What the task asks: Lines below that include "ymax" are the answer; copy each one.

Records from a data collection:
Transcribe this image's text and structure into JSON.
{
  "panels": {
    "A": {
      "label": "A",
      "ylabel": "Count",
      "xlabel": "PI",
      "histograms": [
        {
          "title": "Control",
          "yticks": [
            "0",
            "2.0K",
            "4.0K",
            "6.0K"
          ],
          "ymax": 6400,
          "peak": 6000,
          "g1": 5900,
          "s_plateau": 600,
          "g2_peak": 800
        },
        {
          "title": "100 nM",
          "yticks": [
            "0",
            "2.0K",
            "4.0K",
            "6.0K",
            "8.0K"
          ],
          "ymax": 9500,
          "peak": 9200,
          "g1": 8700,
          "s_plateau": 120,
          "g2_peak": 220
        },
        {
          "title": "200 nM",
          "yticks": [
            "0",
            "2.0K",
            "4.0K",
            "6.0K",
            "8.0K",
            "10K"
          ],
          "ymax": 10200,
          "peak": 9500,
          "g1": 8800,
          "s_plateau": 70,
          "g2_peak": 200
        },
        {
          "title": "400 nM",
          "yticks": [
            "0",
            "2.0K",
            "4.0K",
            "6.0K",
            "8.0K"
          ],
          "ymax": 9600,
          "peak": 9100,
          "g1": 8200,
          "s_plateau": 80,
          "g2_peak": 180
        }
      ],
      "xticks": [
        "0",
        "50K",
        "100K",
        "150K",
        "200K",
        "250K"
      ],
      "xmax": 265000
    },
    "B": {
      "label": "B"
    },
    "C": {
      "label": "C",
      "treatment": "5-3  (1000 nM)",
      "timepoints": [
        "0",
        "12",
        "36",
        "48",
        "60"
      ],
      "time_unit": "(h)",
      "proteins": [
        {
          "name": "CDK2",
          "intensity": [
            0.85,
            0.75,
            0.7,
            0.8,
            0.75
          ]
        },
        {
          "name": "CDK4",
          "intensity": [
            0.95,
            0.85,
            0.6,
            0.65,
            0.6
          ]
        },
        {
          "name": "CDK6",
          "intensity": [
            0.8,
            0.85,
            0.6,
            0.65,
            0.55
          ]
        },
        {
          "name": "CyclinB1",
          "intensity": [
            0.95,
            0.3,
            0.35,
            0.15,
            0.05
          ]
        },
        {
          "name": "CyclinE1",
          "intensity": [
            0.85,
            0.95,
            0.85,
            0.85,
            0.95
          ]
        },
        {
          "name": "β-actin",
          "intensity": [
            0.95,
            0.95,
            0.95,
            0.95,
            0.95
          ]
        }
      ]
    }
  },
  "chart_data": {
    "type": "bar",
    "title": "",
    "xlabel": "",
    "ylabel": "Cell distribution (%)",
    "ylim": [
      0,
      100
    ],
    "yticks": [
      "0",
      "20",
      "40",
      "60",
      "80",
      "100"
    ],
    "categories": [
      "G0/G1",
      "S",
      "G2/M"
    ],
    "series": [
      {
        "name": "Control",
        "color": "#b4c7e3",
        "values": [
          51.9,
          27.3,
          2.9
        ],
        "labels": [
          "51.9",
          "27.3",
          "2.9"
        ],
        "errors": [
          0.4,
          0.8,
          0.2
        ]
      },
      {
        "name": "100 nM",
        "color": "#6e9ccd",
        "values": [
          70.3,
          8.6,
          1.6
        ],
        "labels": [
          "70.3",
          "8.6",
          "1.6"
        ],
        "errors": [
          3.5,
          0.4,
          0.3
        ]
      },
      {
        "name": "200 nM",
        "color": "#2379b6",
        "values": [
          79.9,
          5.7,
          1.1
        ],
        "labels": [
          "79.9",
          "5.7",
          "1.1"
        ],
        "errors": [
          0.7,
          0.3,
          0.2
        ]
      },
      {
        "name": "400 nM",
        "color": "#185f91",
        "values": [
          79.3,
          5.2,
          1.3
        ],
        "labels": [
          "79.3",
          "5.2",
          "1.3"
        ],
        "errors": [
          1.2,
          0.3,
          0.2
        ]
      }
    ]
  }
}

Response to the exercise:
          "ymax": 6400,
          "ymax": 9500,
          "ymax": 10200,
          "ymax": 9600,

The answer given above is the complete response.